- Page
==*==

I would also add that you are demonstrating how consumers makse different demands that the socialistic type system can’t hope to satisfy.
In this case it poor service. Stand in line or deal with ticketmaster.
Meanwhile the players get screwed for running around for a few hours.
One other thing James:
“If the AFL is determined to make tickets available below market price, they should use the system adopted by the World Cup organisers in Germany, rationing tickets and requiring the buyers to present identification with the ticket.”
If ticketmaster isn’t buying the tickets in bulk then the AFL has no bloody idea how much the tickets are worth as it doesn’t have a price signal. Scalpers could at least offer that service to the AFL. Someone is getting screwed and it seems it’s the clubs who a always crying poor and the players who do the toil: most of these guys don”t have a second carrer to go to after they get dumped.
And why go through the demeaning act of having to show ID to buy bloody tickets?
Why waste your money when the Swans are going to ruin the night for you anyway? We know that you only have to play well for four weeks of the year and those four weeks have arrived. Seriously though, buying finals tickets has become one of those mysteries that few can fathom As usual the fans come last in this matter. The Afl never listens. We don’t like the hands in the back rule either but they keep it ayway.

==*==

- Dataset section
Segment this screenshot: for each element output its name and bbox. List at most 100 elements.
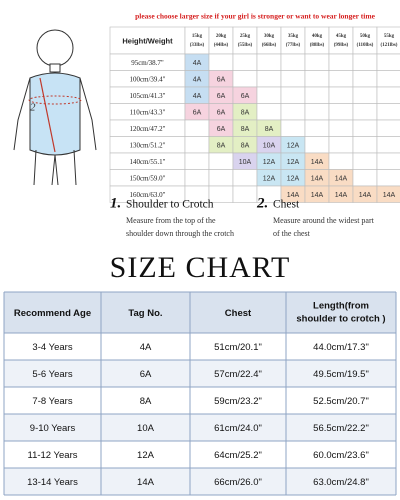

==*==

- What you will do
a: List each proper name that appears in the comments on AFL ticketing, giving each one only once.
b: Continue the comments on AFL finals tickets, starting after the last sentence shown.

- Solved problems
a: James, AFL, World Cup, Germany, ticketmaster, Swans

b:
Cheer cheer the red and the white.
Get Ebay to run a market clearing auction for all the seats at the Grand Final and scalping is finished, with no disappointed fans. Also for those who buy tickets and can’t attend, due to some eleventh hour crisis, their seats can be re-auctioned right up to starting time, for a handling fee plus balance makeup if the price has fallen.
They should use Troppo’s server.
I’ve got a friend who’s been to every grand final for the last ten years by buying scalper tickets, first, out of newspapers and then later, off the internet. Not once has he been charged more than ten percent over face-value.